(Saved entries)
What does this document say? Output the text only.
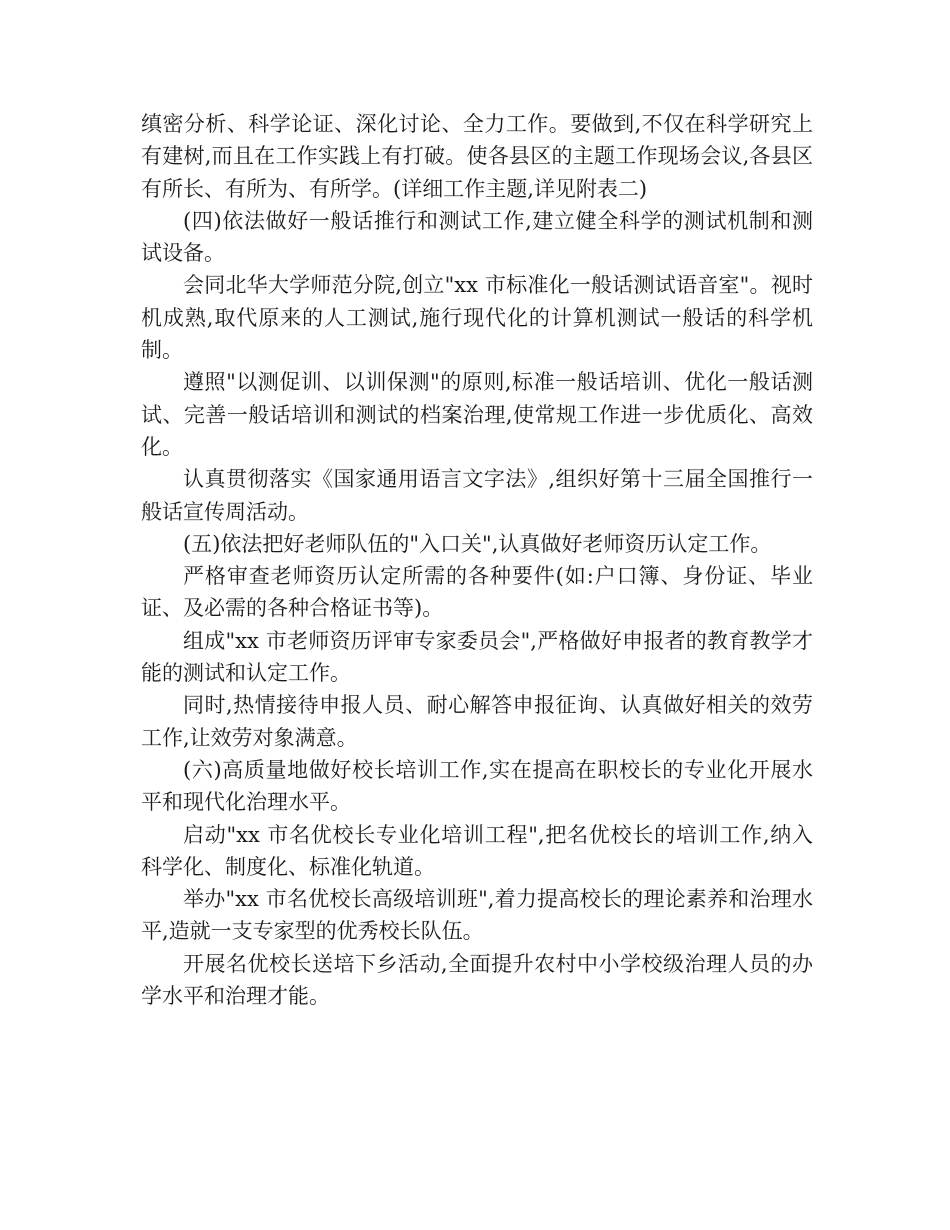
缜密分析、科学论证、深化讨论、全力工作。要做到,不仅在科学研究上有建树,而且在工作实践上有打破。使各县区的主题工作现场会议,各县区有所长、有所为、有所学。(详细工作主题,详见附表二)

(四)依法做好一般话推行和测试工作,建立健全科学的测试机制和测试设备。

会同北华大学师范分院,创立"xx 市标准化一般话测试语音室"。视时机成熟,取代原来的人工测试,施行现代化的计算机测试一般话的科学机制。

遵照"以测促训、以训保测"的原则,标准一般话培训、优化一般话测试、完善一般话培训和测试的档案治理,使常规工作进一步优质化、高效化。

认真贯彻落实《国家通用语言文字法》,组织好第十三届全国推行一般话宣传周活动。

(五)依法把好老师队伍的"入口关",认真做好老师资历认定工作。

严格审查老师资历认定所需的各种要件(如:户口簿、身份证、毕业证、及必需的各种合格证书等)。

组成"xx 市老师资历评审专家委员会",严格做好申报者的教育教学才能的测试和认定工作。

同时,热情接待申报人员、耐心解答申报征询、认真做好相关的效劳工作,让效劳对象满意。

(六)高质量地做好校长培训工作,实在提高在职校长的专业化开展水平和现代化治理水平。

启动"xx 市名优校长专业化培训工程",把名优校长的培训工作,纳入科学化、制度化、标准化轨道。

举办"xx 市名优校长高级培训班",着力提高校长的理论素养和治理水平,造就一支专家型的优秀校长队伍。

开展名优校长送培下乡活动,全面提升农村中小学校级治理人员的办学水平和治理才能。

* PROBLEM: Send back the data above word for word, with the pictures left out.

* RESPONSE TO THE TASK:
What does this document say? Output the text only.
缜密分析、科学论证、深化讨论、全力工作。要做到,不仅在科学研究上有建树,而且在工作实践上有打破。使各县区的主题工作现场会议,各县区有所长、有所为、有所学。(详细工作主题,详见附表二)

(四)依法做好一般话推行和测试工作,建立健全科学的测试机制和测试设备。

会同北华大学师范分院,创立"xx 市标准化一般话测试语音室"。视时机成熟,取代原来的人工测试,施行现代化的计算机测试一般话的科学机制。

遵照"以测促训、以训保测"的原则,标准一般话培训、优化一般话测试、完善一般话培训和测试的档案治理,使常规工作进一步优质化、高效化。

认真贯彻落实《国家通用语言文字法》,组织好第十三届全国推行一般话宣传周活动。

(五)依法把好老师队伍的"入口关",认真做好老师资历认定工作。

严格审查老师资历认定所需的各种要件(如:户口簿、身份证、毕业证、及必需的各种合格证书等)。

组成"xx 市老师资历评审专家委员会",严格做好申报者的教育教学才能的测试和认定工作。

同时,热情接待申报人员、耐心解答申报征询、认真做好相关的效劳工作,让效劳对象满意。

(六)高质量地做好校长培训工作,实在提高在职校长的专业化开展水平和现代化治理水平。

启动"xx 市名优校长专业化培训工程",把名优校长的培训工作,纳入科学化、制度化、标准化轨道。

举办"xx 市名优校长高级培训班",着力提高校长的理论素养和治理水平,造就一支专家型的优秀校长队伍。

开展名优校长送培下乡活动,全面提升农村中小学校级治理人员的办学水平和治理才能。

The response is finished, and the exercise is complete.